* Listing *
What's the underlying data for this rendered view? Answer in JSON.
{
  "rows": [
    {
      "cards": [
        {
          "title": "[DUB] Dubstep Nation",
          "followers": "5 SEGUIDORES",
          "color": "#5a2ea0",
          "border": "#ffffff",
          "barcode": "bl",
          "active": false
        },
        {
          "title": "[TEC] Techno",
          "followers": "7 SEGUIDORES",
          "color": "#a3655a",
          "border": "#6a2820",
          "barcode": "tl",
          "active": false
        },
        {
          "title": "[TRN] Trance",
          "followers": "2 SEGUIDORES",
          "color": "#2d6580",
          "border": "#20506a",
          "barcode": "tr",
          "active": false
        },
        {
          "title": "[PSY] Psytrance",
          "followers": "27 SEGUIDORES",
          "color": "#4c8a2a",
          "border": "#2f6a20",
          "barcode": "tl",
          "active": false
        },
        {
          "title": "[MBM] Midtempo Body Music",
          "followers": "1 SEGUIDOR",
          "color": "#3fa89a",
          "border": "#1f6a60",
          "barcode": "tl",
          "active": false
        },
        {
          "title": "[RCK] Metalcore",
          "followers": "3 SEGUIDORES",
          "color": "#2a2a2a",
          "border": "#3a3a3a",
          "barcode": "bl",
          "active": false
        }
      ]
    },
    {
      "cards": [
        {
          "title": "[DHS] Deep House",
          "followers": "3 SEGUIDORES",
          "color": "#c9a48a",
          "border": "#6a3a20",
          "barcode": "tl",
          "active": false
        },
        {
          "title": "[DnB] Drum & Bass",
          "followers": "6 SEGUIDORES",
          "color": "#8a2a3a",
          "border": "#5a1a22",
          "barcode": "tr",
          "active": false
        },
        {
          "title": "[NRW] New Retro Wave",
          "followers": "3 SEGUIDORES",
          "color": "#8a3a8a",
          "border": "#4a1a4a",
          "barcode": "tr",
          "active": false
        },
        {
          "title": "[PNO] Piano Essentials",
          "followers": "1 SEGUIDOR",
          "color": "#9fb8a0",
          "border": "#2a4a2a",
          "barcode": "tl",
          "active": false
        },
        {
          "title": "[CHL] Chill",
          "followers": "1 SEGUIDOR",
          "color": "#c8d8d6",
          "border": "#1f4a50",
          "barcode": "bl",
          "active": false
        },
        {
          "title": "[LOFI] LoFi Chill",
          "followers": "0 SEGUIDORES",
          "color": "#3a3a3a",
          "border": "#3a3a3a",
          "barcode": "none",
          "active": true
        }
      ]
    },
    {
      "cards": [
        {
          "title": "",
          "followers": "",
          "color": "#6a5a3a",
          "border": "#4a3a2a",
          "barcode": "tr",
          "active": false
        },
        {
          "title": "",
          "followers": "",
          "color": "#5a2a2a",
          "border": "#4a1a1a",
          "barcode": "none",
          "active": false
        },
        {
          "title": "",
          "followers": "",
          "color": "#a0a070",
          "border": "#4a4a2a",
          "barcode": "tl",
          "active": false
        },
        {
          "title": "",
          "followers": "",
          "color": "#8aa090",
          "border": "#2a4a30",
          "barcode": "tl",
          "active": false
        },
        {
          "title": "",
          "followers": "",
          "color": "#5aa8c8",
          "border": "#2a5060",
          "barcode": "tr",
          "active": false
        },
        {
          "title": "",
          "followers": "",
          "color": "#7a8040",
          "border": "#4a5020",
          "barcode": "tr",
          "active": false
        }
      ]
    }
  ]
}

* Task goal *
Filter the records for lines holding the string "Chill". Copy each one.

* Response to this task *
          "title": "[CHL] Chill",
          "title": "[LOFI] LoFi Chill",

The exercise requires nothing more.